» **PAGE**:
The Count de Grammont, piqued, was beginning to turn his attention to Miss Warmestre, one of the queen's maids of honor, a lively brunette, and a contrast to the languid Mrs. Middleton, when, happily for him, a beauty appeared on the scene, and attracted him, by higher qualities than mere looks, to a real, fervent, and honorable attachment.

Among the few respected families of that period was that of Sir George Hamilton, the fourth son of James, Earl of Abercorn, and of Mary, granddaughter of Walter, eleventh Earl of Ormond. Sir George had distinguished himself during the civil wars: on the death of Charles I. he had retired to France, but returned, after the Restoration, to London, with a large family, all intelligent and beautiful.

From their relationship to the Ormond family, the Hamiltons were soon installed in the first circles of fashion. The Duke of Ormond's sons had been in exile with the king; they now added to the lustre of the court after his return. The Earl of Arran, the second, was a beau of the true Cavalier order; clever at games, more especially at tennis, the king's favorite diversion; he touched the guitar well; and måde love ad libitum. Lord Ossory, his elder brother, had less vivacity but more intellect, and possessed a liberal, honest nature, and an heroic character.

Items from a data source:
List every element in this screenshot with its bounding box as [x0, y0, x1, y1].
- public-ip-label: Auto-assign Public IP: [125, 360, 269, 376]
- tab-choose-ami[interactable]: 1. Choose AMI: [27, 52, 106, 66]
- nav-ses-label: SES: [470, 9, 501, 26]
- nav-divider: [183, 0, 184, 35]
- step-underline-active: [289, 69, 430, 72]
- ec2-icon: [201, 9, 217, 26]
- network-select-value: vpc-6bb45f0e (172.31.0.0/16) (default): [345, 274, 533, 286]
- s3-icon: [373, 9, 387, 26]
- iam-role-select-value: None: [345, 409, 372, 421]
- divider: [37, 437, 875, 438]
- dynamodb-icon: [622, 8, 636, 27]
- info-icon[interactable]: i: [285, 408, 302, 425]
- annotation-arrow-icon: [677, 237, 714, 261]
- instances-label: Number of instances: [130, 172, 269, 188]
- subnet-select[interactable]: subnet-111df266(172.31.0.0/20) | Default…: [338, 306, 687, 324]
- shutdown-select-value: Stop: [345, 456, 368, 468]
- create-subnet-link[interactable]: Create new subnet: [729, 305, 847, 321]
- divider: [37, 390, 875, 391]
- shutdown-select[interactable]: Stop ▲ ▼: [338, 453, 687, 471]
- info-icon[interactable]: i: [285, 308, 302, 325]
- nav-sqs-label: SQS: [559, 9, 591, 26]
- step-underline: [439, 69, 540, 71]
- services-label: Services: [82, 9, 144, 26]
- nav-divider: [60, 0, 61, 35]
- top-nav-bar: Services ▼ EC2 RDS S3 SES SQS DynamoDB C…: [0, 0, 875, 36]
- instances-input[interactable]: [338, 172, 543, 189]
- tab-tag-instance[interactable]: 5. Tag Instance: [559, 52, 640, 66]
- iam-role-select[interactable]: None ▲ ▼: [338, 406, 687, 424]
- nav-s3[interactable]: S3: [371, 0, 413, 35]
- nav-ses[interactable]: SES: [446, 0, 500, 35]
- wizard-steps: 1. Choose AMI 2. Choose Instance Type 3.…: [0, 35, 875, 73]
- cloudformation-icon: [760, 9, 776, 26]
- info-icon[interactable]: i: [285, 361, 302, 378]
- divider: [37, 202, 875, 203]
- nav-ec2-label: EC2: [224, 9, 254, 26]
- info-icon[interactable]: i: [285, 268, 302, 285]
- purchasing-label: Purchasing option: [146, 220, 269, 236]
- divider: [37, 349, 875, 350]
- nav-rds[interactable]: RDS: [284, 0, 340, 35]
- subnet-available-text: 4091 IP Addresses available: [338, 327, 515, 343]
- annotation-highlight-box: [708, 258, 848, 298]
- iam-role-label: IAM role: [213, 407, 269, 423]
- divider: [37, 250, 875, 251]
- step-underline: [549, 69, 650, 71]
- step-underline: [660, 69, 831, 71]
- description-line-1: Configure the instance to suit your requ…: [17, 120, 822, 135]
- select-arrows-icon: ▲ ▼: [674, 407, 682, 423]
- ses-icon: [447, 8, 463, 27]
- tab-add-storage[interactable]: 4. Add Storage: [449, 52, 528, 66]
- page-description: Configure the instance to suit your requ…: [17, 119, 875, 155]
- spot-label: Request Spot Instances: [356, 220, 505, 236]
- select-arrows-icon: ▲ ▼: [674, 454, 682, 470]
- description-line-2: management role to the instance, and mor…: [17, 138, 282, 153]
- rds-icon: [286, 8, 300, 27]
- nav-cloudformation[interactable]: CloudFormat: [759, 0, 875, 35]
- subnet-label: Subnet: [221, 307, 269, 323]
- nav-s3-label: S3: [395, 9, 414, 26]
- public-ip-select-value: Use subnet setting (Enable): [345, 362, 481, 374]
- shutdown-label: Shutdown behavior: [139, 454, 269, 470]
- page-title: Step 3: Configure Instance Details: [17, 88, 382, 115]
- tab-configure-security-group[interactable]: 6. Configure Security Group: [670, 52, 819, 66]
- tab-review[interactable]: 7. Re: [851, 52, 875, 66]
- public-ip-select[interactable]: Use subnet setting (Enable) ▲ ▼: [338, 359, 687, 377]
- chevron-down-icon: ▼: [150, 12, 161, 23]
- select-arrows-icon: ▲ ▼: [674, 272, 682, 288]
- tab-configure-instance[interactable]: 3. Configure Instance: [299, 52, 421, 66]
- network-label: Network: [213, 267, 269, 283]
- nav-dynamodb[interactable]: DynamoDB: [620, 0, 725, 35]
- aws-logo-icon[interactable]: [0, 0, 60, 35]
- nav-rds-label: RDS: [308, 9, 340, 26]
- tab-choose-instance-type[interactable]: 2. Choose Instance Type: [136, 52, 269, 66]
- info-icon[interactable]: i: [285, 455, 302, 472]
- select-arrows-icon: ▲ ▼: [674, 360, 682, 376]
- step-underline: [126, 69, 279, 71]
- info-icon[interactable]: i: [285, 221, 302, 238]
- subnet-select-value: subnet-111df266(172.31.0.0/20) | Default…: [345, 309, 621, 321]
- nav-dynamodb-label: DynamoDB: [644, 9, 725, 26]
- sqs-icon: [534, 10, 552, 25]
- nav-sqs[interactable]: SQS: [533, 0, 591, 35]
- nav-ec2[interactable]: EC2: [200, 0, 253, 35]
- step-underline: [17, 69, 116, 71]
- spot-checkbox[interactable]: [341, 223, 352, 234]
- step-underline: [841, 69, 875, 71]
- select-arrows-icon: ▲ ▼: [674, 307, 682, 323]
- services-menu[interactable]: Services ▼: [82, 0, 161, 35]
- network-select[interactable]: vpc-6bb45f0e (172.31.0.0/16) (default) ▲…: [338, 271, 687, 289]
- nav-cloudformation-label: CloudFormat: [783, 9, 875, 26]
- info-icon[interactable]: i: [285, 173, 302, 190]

» **DIRECTIONS**:
Transcribe the passage about the Restoration court, starting with "Among the few" and going on through "intelligent and beautiful.". The data plays no part in what comes next.

» **ANSWER TO THIS EXERCISE**:
Among the few respected families of that period was that of Sir George Hamilton, the fourth son of James, Earl of Abercorn, and of Mary, granddaughter of Walter, eleventh Earl of Ormond. Sir George had distinguished himself during the civil wars: on the death of Charles I. he had retired to France, but returned, after the Restoration, to London, with a large family, all intelligent and beautiful.